==== EXERCISE MATERIALS

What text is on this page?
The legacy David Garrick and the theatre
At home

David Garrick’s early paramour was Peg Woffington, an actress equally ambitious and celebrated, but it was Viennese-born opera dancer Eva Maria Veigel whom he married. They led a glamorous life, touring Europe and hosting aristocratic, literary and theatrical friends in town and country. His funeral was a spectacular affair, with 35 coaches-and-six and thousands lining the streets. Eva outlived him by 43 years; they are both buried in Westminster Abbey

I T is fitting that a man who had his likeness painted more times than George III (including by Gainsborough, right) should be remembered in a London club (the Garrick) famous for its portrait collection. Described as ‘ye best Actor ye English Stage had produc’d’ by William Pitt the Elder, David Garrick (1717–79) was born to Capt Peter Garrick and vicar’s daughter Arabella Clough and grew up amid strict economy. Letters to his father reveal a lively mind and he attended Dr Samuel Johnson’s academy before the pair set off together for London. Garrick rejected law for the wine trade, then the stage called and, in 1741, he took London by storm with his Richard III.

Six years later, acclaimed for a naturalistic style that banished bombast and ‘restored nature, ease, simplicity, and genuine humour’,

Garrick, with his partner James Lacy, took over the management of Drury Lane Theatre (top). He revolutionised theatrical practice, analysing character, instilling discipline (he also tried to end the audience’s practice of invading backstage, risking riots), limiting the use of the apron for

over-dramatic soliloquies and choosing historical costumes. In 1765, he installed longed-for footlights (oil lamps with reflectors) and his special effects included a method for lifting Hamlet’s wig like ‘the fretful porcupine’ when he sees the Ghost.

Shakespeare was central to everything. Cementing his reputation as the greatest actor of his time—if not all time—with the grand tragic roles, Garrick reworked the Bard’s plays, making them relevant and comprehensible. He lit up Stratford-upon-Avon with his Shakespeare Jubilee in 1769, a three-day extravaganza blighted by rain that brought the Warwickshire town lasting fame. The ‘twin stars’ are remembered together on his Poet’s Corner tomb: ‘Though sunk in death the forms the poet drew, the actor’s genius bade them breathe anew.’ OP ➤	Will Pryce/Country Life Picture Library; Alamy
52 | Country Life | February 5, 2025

========

PROBLEM STATEMENT
Repeat the whole listing exactly, keeping every line intact.

THE RESPONSE
What text is on this page?
The legacy David Garrick and the theatre
At home

David Garrick’s early paramour was Peg Woffington, an actress equally ambitious and celebrated, but it was Viennese-born opera dancer Eva Maria Veigel whom he married. They led a glamorous life, touring Europe and hosting aristocratic, literary and theatrical friends in town and country. His funeral was a spectacular affair, with 35 coaches-and-six and thousands lining the streets. Eva outlived him by 43 years; they are both buried in Westminster Abbey

I T is fitting that a man who had his likeness painted more times than George III (including by Gainsborough, right) should be remembered in a London club (the Garrick) famous for its portrait collection. Described as ‘ye best Actor ye English Stage had produc’d’ by William Pitt the Elder, David Garrick (1717–79) was born to Capt Peter Garrick and vicar’s daughter Arabella Clough and grew up amid strict economy. Letters to his father reveal a lively mind and he attended Dr Samuel Johnson’s academy before the pair set off together for London. Garrick rejected law for the wine trade, then the stage called and, in 1741, he took London by storm with his Richard III.

Six years later, acclaimed for a naturalistic style that banished bombast and ‘restored nature, ease, simplicity, and genuine humour’,

Garrick, with his partner James Lacy, took over the management of Drury Lane Theatre (top). He revolutionised theatrical practice, analysing character, instilling discipline (he also tried to end the audience’s practice of invading backstage, risking riots), limiting the use of the apron for

over-dramatic soliloquies and choosing historical costumes. In 1765, he installed longed-for footlights (oil lamps with reflectors) and his special effects included a method for lifting Hamlet’s wig like ‘the fretful porcupine’ when he sees the Ghost.

Shakespeare was central to everything. Cementing his reputation as the greatest actor of his time—if not all time—with the grand tragic roles, Garrick reworked the Bard’s plays, making them relevant and comprehensible. He lit up Stratford-upon-Avon with his Shakespeare Jubilee in 1769, a three-day extravaganza blighted by rain that brought the Warwickshire town lasting fame. The ‘twin stars’ are remembered together on his Poet’s Corner tomb: ‘Though sunk in death the forms the poet drew, the actor’s genius bade them breathe anew.’ OP ➤	Will Pryce/Country Life Picture Library; Alamy
52 | Country Life | February 5, 2025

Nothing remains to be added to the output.